_TO BE DONE_
Leave out the pictures and copy everything else in the entries exactly.

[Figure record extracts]
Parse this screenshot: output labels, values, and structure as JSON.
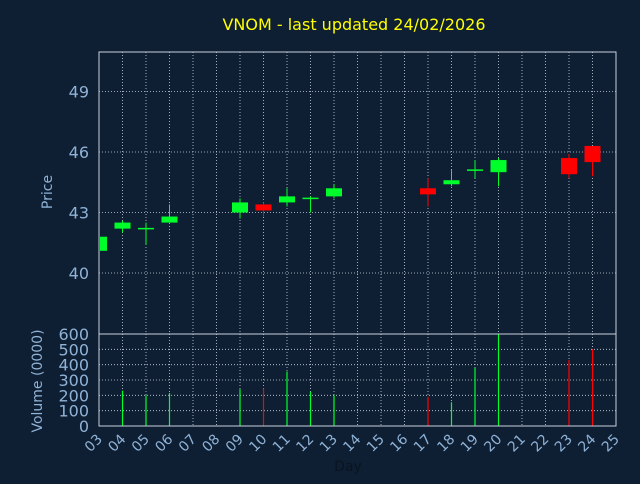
{
  "chart_data": {
    "type": "candlestick",
    "title": "VNOM - last updated 24/02/2026",
    "colors": {
      "background": "#0f1f33",
      "title": "#ffff00",
      "axis_text": "#8fb2d6",
      "grid": "#c8d2dc",
      "frame": "#c8d2dc",
      "up": "#00ff2a",
      "down": "#ff0000"
    },
    "price_panel": {
      "ylabel": "Price",
      "ylim": [
        37.0,
        40.0
      ],
      "yticks": [
        40,
        43,
        46,
        49
      ],
      "ytick_labels": [
        "40",
        "43",
        "46",
        "49"
      ]
    },
    "volume_panel": {
      "ylabel": "Volume (0000)",
      "ylim": [
        0,
        600
      ],
      "yticks": [
        0,
        100,
        200,
        300,
        400,
        500,
        600
      ],
      "ytick_labels": [
        "0",
        "100",
        "200",
        "300",
        "400",
        "500",
        "600"
      ]
    },
    "xlabel": "Day",
    "xticks": [
      "03",
      "04",
      "05",
      "06",
      "07",
      "08",
      "09",
      "10",
      "11",
      "12",
      "13",
      "14",
      "15",
      "16",
      "17",
      "18",
      "19",
      "20",
      "21",
      "22",
      "23",
      "24",
      "25"
    ],
    "candles": [
      {
        "day": "03",
        "open": 41.1,
        "close": 41.8,
        "high": 41.9,
        "low": 41.0,
        "volume": 0
      },
      {
        "day": "04",
        "open": 42.2,
        "close": 42.5,
        "high": 42.6,
        "low": 42.0,
        "volume": 230
      },
      {
        "day": "05",
        "open": 42.2,
        "close": 42.2,
        "high": 42.5,
        "low": 41.4,
        "volume": 200
      },
      {
        "day": "06",
        "open": 42.5,
        "close": 42.8,
        "high": 43.4,
        "low": 42.5,
        "volume": 215
      },
      {
        "day": "09",
        "open": 43.0,
        "close": 43.5,
        "high": 43.7,
        "low": 42.7,
        "volume": 240
      },
      {
        "day": "10",
        "open": 43.4,
        "close": 43.1,
        "high": 43.5,
        "low": 42.8,
        "volume": 245
      },
      {
        "day": "11",
        "open": 43.5,
        "close": 43.8,
        "high": 44.2,
        "low": 43.3,
        "volume": 355
      },
      {
        "day": "12",
        "open": 43.7,
        "close": 43.7,
        "high": 43.8,
        "low": 43.0,
        "volume": 225
      },
      {
        "day": "13",
        "open": 43.8,
        "close": 44.2,
        "high": 44.4,
        "low": 43.7,
        "volume": 200
      },
      {
        "day": "17",
        "open": 44.2,
        "close": 43.9,
        "high": 44.7,
        "low": 43.3,
        "volume": 190
      },
      {
        "day": "18",
        "open": 44.4,
        "close": 44.6,
        "high": 45.1,
        "low": 44.3,
        "volume": 155
      },
      {
        "day": "19",
        "open": 45.1,
        "close": 45.1,
        "high": 45.6,
        "low": 44.7,
        "volume": 380
      },
      {
        "day": "20",
        "open": 45.0,
        "close": 45.6,
        "high": 45.7,
        "low": 44.3,
        "volume": 600
      },
      {
        "day": "23",
        "open": 45.7,
        "close": 44.9,
        "high": 45.9,
        "low": 44.7,
        "volume": 430
      },
      {
        "day": "24",
        "open": 46.3,
        "close": 45.5,
        "high": 46.3,
        "low": 44.8,
        "volume": 500
      }
    ]
  }
}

_FULL OUTPUT_
Parse this screenshot: output labels, values, and structure as JSON.
{
  "chart_data": {
    "type": "candlestick",
    "title": "VNOM - last updated 24/02/2026",
    "colors": {
      "background": "#0f1f33",
      "title": "#ffff00",
      "axis_text": "#8fb2d6",
      "grid": "#c8d2dc",
      "frame": "#c8d2dc",
      "up": "#00ff2a",
      "down": "#ff0000"
    },
    "price_panel": {
      "ylabel": "Price",
      "ylim": [
        37.0,
        40.0
      ],
      "yticks": [
        40,
        43,
        46,
        49
      ],
      "ytick_labels": [
        "40",
        "43",
        "46",
        "49"
      ]
    },
    "volume_panel": {
      "ylabel": "Volume (0000)",
      "ylim": [
        0,
        600
      ],
      "yticks": [
        0,
        100,
        200,
        300,
        400,
        500,
        600
      ],
      "ytick_labels": [
        "0",
        "100",
        "200",
        "300",
        "400",
        "500",
        "600"
      ]
    },
    "xlabel": "Day",
    "xticks": [
      "03",
      "04",
      "05",
      "06",
      "07",
      "08",
      "09",
      "10",
      "11",
      "12",
      "13",
      "14",
      "15",
      "16",
      "17",
      "18",
      "19",
      "20",
      "21",
      "22",
      "23",
      "24",
      "25"
    ],
    "candles": [
      {
        "day": "03",
        "open": 41.1,
        "close": 41.8,
        "high": 41.9,
        "low": 41.0,
        "volume": 0
      },
      {
        "day": "04",
        "open": 42.2,
        "close": 42.5,
        "high": 42.6,
        "low": 42.0,
        "volume": 230
      },
      {
        "day": "05",
        "open": 42.2,
        "close": 42.2,
        "high": 42.5,
        "low": 41.4,
        "volume": 200
      },
      {
        "day": "06",
        "open": 42.5,
        "close": 42.8,
        "high": 43.4,
        "low": 42.5,
        "volume": 215
      },
      {
        "day": "09",
        "open": 43.0,
        "close": 43.5,
        "high": 43.7,
        "low": 42.7,
        "volume": 240
      },
      {
        "day": "10",
        "open": 43.4,
        "close": 43.1,
        "high": 43.5,
        "low": 42.8,
        "volume": 245
      },
      {
        "day": "11",
        "open": 43.5,
        "close": 43.8,
        "high": 44.2,
        "low": 43.3,
        "volume": 355
      },
      {
        "day": "12",
        "open": 43.7,
        "close": 43.7,
        "high": 43.8,
        "low": 43.0,
        "volume": 225
      },
      {
        "day": "13",
        "open": 43.8,
        "close": 44.2,
        "high": 44.4,
        "low": 43.7,
        "volume": 200
      },
      {
        "day": "17",
        "open": 44.2,
        "close": 43.9,
        "high": 44.7,
        "low": 43.3,
        "volume": 190
      },
      {
        "day": "18",
        "open": 44.4,
        "close": 44.6,
        "high": 45.1,
        "low": 44.3,
        "volume": 155
      },
      {
        "day": "19",
        "open": 45.1,
        "close": 45.1,
        "high": 45.6,
        "low": 44.7,
        "volume": 380
      },
      {
        "day": "20",
        "open": 45.0,
        "close": 45.6,
        "high": 45.7,
        "low": 44.3,
        "volume": 600
      },
      {
        "day": "23",
        "open": 45.7,
        "close": 44.9,
        "high": 45.9,
        "low": 44.7,
        "volume": 430
      },
      {
        "day": "24",
        "open": 46.3,
        "close": 45.5,
        "high": 46.3,
        "low": 44.8,
        "volume": 500
      }
    ]
  }
}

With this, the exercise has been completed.